[Excerpts from a figure dataset]
──────────

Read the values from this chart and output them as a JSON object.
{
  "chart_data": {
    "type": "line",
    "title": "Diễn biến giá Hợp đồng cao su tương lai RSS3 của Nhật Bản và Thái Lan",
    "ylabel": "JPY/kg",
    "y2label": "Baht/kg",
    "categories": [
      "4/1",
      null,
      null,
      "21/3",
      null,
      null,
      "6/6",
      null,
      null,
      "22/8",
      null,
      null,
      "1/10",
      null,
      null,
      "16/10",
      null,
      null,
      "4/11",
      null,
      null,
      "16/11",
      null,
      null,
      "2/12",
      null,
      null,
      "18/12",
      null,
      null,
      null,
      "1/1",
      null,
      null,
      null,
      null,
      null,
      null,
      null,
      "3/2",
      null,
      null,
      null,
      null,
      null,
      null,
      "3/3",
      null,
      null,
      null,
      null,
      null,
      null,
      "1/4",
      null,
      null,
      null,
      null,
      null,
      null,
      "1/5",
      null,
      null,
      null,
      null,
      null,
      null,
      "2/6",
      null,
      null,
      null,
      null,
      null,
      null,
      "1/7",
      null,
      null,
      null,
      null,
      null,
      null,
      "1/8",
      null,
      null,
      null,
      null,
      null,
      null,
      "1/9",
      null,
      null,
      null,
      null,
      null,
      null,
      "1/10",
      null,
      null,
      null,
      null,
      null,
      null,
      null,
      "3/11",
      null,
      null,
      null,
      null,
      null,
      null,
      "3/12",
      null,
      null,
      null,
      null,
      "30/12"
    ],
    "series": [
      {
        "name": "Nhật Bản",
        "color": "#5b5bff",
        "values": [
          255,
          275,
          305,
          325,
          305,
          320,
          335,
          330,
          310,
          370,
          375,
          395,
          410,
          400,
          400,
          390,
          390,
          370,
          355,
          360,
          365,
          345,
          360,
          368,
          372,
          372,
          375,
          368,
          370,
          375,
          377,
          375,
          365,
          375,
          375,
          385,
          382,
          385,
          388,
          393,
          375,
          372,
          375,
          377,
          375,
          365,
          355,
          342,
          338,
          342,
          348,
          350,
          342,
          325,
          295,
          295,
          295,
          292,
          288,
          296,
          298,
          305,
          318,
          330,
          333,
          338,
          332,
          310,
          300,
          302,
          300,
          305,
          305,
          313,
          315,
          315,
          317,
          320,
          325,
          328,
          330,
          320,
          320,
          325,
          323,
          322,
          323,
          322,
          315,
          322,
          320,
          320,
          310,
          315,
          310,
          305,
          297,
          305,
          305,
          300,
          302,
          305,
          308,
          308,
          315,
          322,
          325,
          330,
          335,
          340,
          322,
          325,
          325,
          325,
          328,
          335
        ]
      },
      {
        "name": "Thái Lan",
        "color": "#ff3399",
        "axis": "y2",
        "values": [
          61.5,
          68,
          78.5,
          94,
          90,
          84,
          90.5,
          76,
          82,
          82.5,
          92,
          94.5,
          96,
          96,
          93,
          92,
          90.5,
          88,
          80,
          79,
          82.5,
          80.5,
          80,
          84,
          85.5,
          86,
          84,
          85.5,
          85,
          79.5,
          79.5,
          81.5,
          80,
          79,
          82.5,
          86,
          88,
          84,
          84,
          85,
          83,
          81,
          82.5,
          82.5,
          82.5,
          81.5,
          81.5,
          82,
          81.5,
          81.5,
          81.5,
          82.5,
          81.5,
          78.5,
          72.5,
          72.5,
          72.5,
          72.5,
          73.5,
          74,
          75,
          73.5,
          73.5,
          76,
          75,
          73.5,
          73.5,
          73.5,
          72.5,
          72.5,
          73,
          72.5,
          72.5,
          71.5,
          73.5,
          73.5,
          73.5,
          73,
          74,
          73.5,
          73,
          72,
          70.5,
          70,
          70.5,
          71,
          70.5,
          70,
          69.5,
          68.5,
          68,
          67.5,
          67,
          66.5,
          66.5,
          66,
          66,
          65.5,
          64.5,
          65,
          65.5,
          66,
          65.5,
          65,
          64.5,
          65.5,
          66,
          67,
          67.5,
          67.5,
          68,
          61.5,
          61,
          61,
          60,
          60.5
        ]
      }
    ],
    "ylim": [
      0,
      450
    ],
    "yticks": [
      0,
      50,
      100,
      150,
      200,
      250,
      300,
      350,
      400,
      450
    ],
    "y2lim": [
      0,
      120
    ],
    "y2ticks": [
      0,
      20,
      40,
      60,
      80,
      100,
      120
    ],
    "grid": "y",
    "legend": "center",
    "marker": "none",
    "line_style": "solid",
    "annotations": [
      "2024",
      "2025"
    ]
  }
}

──────────

◆ **Work instructions**
Find the lines holding "Nhật" and list every one.

◆ **Reply**
    "title": "Diễn biến giá Hợp đồng cao su tương lai RSS3 của Nhật Bản và Thái Lan",
        "name": "Nhật Bản",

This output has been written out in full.